Given instruction.
Read the listing and extract each line that includes the word "content".

The data.
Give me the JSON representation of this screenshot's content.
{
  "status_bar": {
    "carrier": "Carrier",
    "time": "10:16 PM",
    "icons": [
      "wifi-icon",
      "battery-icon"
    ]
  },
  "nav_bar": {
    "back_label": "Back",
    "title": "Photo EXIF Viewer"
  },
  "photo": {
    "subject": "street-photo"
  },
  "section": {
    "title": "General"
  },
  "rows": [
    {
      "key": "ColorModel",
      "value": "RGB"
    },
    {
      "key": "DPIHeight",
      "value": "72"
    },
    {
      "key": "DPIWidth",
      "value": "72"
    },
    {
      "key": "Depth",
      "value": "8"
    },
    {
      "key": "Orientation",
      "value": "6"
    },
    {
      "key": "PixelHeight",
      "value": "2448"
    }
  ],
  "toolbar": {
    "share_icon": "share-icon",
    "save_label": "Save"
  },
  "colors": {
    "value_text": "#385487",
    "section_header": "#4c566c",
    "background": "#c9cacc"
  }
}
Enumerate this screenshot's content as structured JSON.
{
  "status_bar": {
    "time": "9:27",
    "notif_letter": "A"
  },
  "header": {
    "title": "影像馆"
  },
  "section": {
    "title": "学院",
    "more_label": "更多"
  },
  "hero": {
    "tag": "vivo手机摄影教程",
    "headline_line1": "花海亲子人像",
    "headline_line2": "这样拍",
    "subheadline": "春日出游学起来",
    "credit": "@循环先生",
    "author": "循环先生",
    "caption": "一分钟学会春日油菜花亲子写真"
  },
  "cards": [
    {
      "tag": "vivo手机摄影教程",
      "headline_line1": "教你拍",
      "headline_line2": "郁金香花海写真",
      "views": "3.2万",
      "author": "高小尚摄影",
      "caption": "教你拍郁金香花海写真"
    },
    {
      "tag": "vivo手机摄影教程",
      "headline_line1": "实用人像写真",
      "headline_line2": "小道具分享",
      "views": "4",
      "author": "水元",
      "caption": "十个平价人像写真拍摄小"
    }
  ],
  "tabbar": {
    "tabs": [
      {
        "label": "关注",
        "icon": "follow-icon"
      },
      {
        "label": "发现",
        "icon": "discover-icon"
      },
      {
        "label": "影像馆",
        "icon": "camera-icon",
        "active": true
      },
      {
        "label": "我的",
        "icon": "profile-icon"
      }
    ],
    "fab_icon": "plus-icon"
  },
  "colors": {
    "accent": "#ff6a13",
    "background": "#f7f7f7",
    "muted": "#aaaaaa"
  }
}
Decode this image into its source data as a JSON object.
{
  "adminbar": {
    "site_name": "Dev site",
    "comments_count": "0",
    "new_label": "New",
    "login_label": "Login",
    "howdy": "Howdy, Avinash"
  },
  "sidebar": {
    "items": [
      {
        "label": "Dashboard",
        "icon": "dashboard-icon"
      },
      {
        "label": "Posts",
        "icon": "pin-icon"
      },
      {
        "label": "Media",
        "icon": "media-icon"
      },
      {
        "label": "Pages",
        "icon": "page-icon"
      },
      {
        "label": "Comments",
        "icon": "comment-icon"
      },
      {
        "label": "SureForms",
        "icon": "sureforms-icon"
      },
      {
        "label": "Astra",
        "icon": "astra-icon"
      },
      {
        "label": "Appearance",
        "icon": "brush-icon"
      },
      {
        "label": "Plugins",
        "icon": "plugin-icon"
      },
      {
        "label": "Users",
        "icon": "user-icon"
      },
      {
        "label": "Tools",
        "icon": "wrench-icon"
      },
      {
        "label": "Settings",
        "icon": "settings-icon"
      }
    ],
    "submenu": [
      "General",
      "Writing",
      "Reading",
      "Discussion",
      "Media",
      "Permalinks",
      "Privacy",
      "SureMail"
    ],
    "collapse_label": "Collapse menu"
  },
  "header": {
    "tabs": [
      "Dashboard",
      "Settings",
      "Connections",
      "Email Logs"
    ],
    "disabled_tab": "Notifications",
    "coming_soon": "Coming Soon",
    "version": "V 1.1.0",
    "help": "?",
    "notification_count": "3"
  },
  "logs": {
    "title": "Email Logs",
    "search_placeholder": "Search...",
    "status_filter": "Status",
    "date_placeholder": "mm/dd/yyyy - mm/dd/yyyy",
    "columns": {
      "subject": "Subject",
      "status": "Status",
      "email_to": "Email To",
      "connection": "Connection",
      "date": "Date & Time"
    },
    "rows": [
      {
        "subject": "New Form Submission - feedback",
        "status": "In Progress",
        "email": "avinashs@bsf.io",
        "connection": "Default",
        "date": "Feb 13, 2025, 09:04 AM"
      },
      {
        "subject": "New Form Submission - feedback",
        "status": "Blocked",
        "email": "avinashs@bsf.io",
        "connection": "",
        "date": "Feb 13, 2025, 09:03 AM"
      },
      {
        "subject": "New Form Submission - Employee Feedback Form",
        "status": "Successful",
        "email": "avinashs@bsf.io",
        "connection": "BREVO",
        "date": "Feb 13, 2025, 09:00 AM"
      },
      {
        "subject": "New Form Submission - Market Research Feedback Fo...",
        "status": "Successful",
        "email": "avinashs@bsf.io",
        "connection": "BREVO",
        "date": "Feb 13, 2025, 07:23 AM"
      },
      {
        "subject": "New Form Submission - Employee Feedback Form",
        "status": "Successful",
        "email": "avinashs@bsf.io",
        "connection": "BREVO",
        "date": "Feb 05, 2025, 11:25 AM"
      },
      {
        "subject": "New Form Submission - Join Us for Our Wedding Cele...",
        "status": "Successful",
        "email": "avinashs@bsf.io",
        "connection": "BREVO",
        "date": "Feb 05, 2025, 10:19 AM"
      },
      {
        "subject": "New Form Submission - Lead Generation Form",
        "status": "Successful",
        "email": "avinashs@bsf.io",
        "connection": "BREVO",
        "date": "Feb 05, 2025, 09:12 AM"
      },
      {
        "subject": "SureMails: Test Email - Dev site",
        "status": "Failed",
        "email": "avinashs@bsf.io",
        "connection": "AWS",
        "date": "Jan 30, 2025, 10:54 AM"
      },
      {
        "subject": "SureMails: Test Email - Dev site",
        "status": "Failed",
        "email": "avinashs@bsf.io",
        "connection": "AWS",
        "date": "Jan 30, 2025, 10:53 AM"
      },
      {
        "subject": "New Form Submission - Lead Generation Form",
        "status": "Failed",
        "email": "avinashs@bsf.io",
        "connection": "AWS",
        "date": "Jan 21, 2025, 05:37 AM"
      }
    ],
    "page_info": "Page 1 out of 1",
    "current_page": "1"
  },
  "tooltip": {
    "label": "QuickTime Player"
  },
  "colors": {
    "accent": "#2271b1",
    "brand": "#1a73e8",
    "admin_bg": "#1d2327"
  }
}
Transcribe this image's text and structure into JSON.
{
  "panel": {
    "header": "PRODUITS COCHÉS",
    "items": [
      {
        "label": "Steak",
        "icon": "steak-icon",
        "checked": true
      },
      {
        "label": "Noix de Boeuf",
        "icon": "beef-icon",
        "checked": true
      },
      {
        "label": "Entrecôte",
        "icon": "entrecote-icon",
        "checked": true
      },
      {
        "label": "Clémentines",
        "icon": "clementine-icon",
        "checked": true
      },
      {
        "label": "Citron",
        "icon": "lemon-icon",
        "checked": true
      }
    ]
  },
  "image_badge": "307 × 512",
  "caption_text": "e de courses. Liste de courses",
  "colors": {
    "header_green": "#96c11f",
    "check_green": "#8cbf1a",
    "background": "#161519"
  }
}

Reply.
Give me the JSON representation of this screenshot's content.
Enumerate this screenshot's content as structured JSON.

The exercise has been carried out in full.